What you are asked to do.
Write every line out verbatim and omit the pictures.
+ + +
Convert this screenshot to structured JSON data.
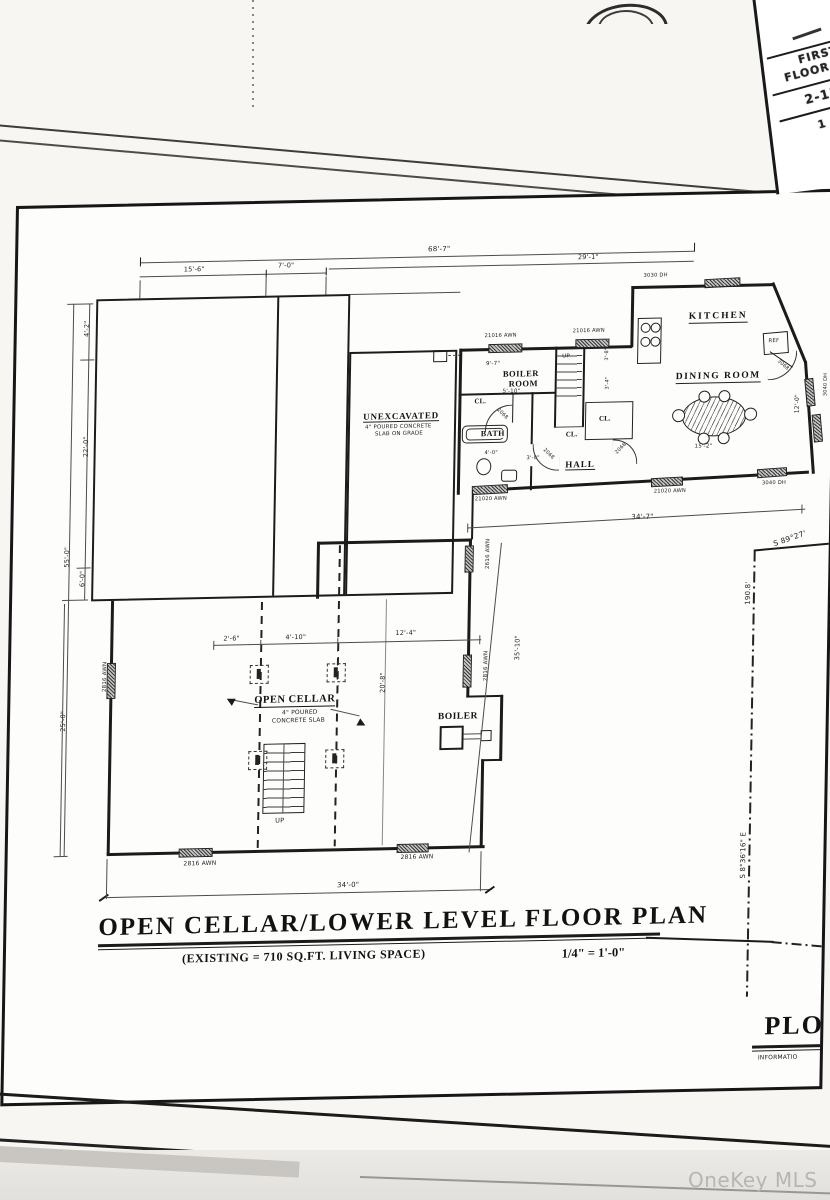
{
  "photo": {
    "watermark": "OneKey MLS"
  },
  "other_sheet": {
    "line1": "FIRST",
    "line2": "FLOOR P",
    "line3": "2-13",
    "line4": "1 O"
  },
  "titleblock": {
    "title": "OPEN CELLAR/LOWER LEVEL FLOOR PLAN",
    "subtitle": "(EXISTING = 710 SQ.FT. LIVING SPACE)",
    "scale": "1/4\" = 1'-0\"",
    "corner_title": "PLO",
    "corner_subtitle": "INFORMATIO"
  },
  "rooms": {
    "kitchen": "KITCHEN",
    "dining": "DINING ROOM",
    "boiler_room1": "BOILER",
    "boiler_room2": "ROOM",
    "bath": "BATH",
    "hall": "HALL",
    "closet": "CL.",
    "unexcavated": "UNEXCAVATED",
    "unexcavated_note1": "4\" POURED CONCRETE",
    "unexcavated_note2": "SLAB ON GRADE",
    "open_cellar": "OPEN CELLAR",
    "open_cellar_note1": "4\" POURED",
    "open_cellar_note2": "CONCRETE SLAB",
    "boiler": "BOILER",
    "ref": "REF",
    "up": "UP"
  },
  "dims": {
    "d68_7": "68'-7\"",
    "d29_1": "29'-1\"",
    "d15_6": "15'-6\"",
    "d7_0": "7'-0\"",
    "d4_2": "4'-2\"",
    "d22_0": "22'-0\"",
    "d55_0": "55'-0\"",
    "d6_0": "6'-0\"",
    "d25_0": "25'-0\"",
    "d9_7": "9'-7\"",
    "d5_10": "5'-10\"",
    "d4_0": "4'-0\"",
    "d3_0": "3'-0\"",
    "d3_8": "3'-8\"",
    "d3_4": "3'-4\"",
    "d34_7": "34'-7\"",
    "d2_6": "2'-6\"",
    "d4_10": "4'-10\"",
    "d12_4": "12'-4\"",
    "d20_8": "20'-8\"",
    "d35_10": "35'-10\"",
    "d34_0": "34'-0\"",
    "d12_0": "12'-0\"",
    "d15_2": "15'-2\""
  },
  "windows": {
    "w3030": "3030 DH",
    "w21016": "21016 AWN",
    "w21020": "21020 AWN",
    "w3040": "3040 DH",
    "w3040f": "3040 FIXED",
    "w2816": "2816 AWN",
    "w2616": "2616 AWN"
  },
  "doors": {
    "d3068": "3068",
    "d2068": "2068"
  },
  "site": {
    "bearing_top": "S 89°27'",
    "length": "190.8'",
    "bearing_side": "S 8°36'16\" E"
  }
}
+ + +
Solution below.
Convert this screenshot to structured JSON data.
{
  "photo": {
    "watermark": "OneKey MLS"
  },
  "other_sheet": {
    "line1": "FIRST",
    "line2": "FLOOR P",
    "line3": "2-13",
    "line4": "1 O"
  },
  "titleblock": {
    "title": "OPEN CELLAR/LOWER LEVEL FLOOR PLAN",
    "subtitle": "(EXISTING = 710 SQ.FT. LIVING SPACE)",
    "scale": "1/4\" = 1'-0\"",
    "corner_title": "PLO",
    "corner_subtitle": "INFORMATIO"
  },
  "rooms": {
    "kitchen": "KITCHEN",
    "dining": "DINING ROOM",
    "boiler_room1": "BOILER",
    "boiler_room2": "ROOM",
    "bath": "BATH",
    "hall": "HALL",
    "closet": "CL.",
    "unexcavated": "UNEXCAVATED",
    "unexcavated_note1": "4\" POURED CONCRETE",
    "unexcavated_note2": "SLAB ON GRADE",
    "open_cellar": "OPEN CELLAR",
    "open_cellar_note1": "4\" POURED",
    "open_cellar_note2": "CONCRETE SLAB",
    "boiler": "BOILER",
    "ref": "REF",
    "up": "UP"
  },
  "dims": {
    "d68_7": "68'-7\"",
    "d29_1": "29'-1\"",
    "d15_6": "15'-6\"",
    "d7_0": "7'-0\"",
    "d4_2": "4'-2\"",
    "d22_0": "22'-0\"",
    "d55_0": "55'-0\"",
    "d6_0": "6'-0\"",
    "d25_0": "25'-0\"",
    "d9_7": "9'-7\"",
    "d5_10": "5'-10\"",
    "d4_0": "4'-0\"",
    "d3_0": "3'-0\"",
    "d3_8": "3'-8\"",
    "d3_4": "3'-4\"",
    "d34_7": "34'-7\"",
    "d2_6": "2'-6\"",
    "d4_10": "4'-10\"",
    "d12_4": "12'-4\"",
    "d20_8": "20'-8\"",
    "d35_10": "35'-10\"",
    "d34_0": "34'-0\"",
    "d12_0": "12'-0\"",
    "d15_2": "15'-2\""
  },
  "windows": {
    "w3030": "3030 DH",
    "w21016": "21016 AWN",
    "w21020": "21020 AWN",
    "w3040": "3040 DH",
    "w3040f": "3040 FIXED",
    "w2816": "2816 AWN",
    "w2616": "2616 AWN"
  },
  "doors": {
    "d3068": "3068",
    "d2068": "2068"
  },
  "site": {
    "bearing_top": "S 89°27'",
    "length": "190.8'",
    "bearing_side": "S 8°36'16\" E"
  }
}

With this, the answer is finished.